- **Objective**
Locate the line containing "What does this", then please write out that line and all the lines below it in the entries exactly.

- **Dataset records**
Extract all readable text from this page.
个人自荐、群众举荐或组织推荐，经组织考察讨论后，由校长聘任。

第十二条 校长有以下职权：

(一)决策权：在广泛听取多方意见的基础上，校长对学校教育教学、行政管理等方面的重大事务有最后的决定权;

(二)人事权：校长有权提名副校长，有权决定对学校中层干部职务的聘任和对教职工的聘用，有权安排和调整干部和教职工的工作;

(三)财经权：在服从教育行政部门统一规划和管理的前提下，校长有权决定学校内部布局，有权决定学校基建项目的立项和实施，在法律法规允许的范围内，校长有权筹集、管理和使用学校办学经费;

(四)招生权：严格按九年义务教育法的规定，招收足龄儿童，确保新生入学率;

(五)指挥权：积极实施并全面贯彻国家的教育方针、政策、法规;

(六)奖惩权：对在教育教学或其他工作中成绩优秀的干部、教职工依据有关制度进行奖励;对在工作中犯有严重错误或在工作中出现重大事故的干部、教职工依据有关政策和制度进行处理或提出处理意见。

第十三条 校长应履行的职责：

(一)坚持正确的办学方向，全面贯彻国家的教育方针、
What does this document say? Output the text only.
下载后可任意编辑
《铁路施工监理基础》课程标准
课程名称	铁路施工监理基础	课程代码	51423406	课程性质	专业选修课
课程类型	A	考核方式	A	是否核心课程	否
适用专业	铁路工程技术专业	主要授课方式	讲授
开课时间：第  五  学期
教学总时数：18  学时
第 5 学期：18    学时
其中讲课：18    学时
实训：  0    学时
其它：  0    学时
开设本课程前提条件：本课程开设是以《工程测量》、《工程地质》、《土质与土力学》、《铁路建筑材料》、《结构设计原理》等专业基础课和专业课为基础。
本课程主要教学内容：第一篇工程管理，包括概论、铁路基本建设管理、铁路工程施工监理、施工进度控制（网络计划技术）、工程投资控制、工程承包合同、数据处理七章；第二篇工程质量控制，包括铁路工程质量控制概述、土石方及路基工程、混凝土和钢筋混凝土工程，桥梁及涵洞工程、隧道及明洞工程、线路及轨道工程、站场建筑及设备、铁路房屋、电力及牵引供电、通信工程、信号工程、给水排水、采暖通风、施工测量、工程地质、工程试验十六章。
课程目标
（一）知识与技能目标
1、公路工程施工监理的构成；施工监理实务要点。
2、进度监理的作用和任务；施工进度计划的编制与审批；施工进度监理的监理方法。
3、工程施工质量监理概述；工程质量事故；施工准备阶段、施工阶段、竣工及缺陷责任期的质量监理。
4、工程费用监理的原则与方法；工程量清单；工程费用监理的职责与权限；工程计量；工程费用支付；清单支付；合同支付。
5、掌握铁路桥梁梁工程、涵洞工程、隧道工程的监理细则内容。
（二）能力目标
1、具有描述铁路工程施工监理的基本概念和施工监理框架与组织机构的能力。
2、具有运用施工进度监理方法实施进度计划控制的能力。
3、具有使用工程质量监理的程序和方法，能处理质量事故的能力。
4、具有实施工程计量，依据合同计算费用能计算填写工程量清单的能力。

- **Full output**
What does this document say? Output the text only.
下载后可任意编辑
《铁路施工监理基础》课程标准
课程名称	铁路施工监理基础	课程代码	51423406	课程性质	专业选修课
课程类型	A	考核方式	A	是否核心课程	否
适用专业	铁路工程技术专业	主要授课方式	讲授
开课时间：第  五  学期
教学总时数：18  学时
第 5 学期：18    学时
其中讲课：18    学时
实训：  0    学时
其它：  0    学时
开设本课程前提条件：本课程开设是以《工程测量》、《工程地质》、《土质与土力学》、《铁路建筑材料》、《结构设计原理》等专业基础课和专业课为基础。
本课程主要教学内容：第一篇工程管理，包括概论、铁路基本建设管理、铁路工程施工监理、施工进度控制（网络计划技术）、工程投资控制、工程承包合同、数据处理七章；第二篇工程质量控制，包括铁路工程质量控制概述、土石方及路基工程、混凝土和钢筋混凝土工程，桥梁及涵洞工程、隧道及明洞工程、线路及轨道工程、站场建筑及设备、铁路房屋、电力及牵引供电、通信工程、信号工程、给水排水、采暖通风、施工测量、工程地质、工程试验十六章。
课程目标
（一）知识与技能目标
1、公路工程施工监理的构成；施工监理实务要点。
2、进度监理的作用和任务；施工进度计划的编制与审批；施工进度监理的监理方法。
3、工程施工质量监理概述；工程质量事故；施工准备阶段、施工阶段、竣工及缺陷责任期的质量监理。
4、工程费用监理的原则与方法；工程量清单；工程费用监理的职责与权限；工程计量；工程费用支付；清单支付；合同支付。
5、掌握铁路桥梁梁工程、涵洞工程、隧道工程的监理细则内容。
（二）能力目标
1、具有描述铁路工程施工监理的基本概念和施工监理框架与组织机构的能力。
2、具有运用施工进度监理方法实施进度计划控制的能力。
3、具有使用工程质量监理的程序和方法，能处理质量事故的能力。
4、具有实施工程计量，依据合同计算费用能计算填写工程量清单的能力。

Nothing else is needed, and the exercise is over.